(Entries taken from a collection)

---+---

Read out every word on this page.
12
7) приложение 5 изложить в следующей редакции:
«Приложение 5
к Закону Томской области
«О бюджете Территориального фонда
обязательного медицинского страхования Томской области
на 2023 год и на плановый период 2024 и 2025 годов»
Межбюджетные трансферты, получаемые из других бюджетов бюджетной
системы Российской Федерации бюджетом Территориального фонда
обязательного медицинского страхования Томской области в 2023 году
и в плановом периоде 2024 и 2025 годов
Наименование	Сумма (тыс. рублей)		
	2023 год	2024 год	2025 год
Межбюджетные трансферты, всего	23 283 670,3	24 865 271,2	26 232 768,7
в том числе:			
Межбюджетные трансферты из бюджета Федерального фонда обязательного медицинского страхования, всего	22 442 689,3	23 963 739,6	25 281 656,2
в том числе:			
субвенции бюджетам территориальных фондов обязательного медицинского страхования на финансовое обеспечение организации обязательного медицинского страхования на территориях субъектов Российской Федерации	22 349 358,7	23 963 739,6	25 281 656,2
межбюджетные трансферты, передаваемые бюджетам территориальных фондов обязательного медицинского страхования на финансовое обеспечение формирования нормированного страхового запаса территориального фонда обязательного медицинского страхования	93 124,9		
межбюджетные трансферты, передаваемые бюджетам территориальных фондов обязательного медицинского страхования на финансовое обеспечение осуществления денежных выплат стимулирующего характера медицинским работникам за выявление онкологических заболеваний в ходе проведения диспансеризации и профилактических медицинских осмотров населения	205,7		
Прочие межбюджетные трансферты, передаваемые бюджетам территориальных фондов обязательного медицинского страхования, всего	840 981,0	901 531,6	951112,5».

---+---

EXERCISE AIM ->
Filter for "обязательного". Return all lines that hold it.

OUTPUT OF THE TASK ->
обязательного медицинского страхования Томской области
обязательного медицинского страхования Томской области в 2023 году
Межбюджетные трансферты из бюджета Федерального фонда обязательного медицинского страхования, всего	22 442 689,3	23 963 739,6	25 281 656,2
субвенции бюджетам территориальных фондов обязательного медицинского страхования на финансовое обеспечение организации обязательного медицинского страхования на территориях субъектов Российской Федерации	22 349 358,7	23 963 739,6	25 281 656,2
межбюджетные трансферты, передаваемые бюджетам территориальных фондов обязательного медицинского страхования на финансовое обеспечение формирования нормированного страхового запаса территориального фонда обязательного медицинского страхования	93 124,9		
межбюджетные трансферты, передаваемые бюджетам территориальных фондов обязательного медицинского страхования на финансовое обеспечение осуществления денежных выплат стимулирующего характера медицинским работникам за выявление онкологических заболеваний в ходе проведения диспансеризации и профилактических медицинских осмотров населения	205,7		
Прочие межбюджетные трансферты, передаваемые бюджетам территориальных фондов обязательного медицинского страхования, всего	840 981,0	901 531,6	951112,5».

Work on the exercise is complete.